Work to complete. Would you write out the entries below, every one of them, exactly?

Supplied data.
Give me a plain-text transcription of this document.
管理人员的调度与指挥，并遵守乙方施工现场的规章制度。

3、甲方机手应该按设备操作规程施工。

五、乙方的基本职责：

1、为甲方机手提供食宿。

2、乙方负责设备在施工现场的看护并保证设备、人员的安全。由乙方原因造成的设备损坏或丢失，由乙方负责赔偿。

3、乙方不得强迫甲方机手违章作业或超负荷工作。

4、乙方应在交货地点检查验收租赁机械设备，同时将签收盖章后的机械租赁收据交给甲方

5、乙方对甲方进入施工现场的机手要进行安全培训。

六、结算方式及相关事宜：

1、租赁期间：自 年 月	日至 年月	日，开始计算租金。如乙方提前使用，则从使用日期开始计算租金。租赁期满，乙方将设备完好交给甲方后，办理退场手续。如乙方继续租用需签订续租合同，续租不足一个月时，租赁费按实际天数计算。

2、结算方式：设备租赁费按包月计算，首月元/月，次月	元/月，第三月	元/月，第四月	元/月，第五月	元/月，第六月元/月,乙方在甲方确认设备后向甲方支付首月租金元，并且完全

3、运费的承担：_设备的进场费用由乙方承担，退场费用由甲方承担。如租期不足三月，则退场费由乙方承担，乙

Answer in full.
Give me a plain-text transcription of this document.
管理人员的调度与指挥，并遵守乙方施工现场的规章制度。

3、甲方机手应该按设备操作规程施工。

五、乙方的基本职责：

1、为甲方机手提供食宿。

2、乙方负责设备在施工现场的看护并保证设备、人员的安全。由乙方原因造成的设备损坏或丢失，由乙方负责赔偿。

3、乙方不得强迫甲方机手违章作业或超负荷工作。

4、乙方应在交货地点检查验收租赁机械设备，同时将签收盖章后的机械租赁收据交给甲方

5、乙方对甲方进入施工现场的机手要进行安全培训。

六、结算方式及相关事宜：

1、租赁期间：自 年 月	日至 年月	日，开始计算租金。如乙方提前使用，则从使用日期开始计算租金。租赁期满，乙方将设备完好交给甲方后，办理退场手续。如乙方继续租用需签订续租合同，续租不足一个月时，租赁费按实际天数计算。

2、结算方式：设备租赁费按包月计算，首月元/月，次月	元/月，第三月	元/月，第四月	元/月，第五月	元/月，第六月元/月,乙方在甲方确认设备后向甲方支付首月租金元，并且完全

3、运费的承担：_设备的进场费用由乙方承担，退场费用由甲方承担。如租期不足三月，则退场费由乙方承担，乙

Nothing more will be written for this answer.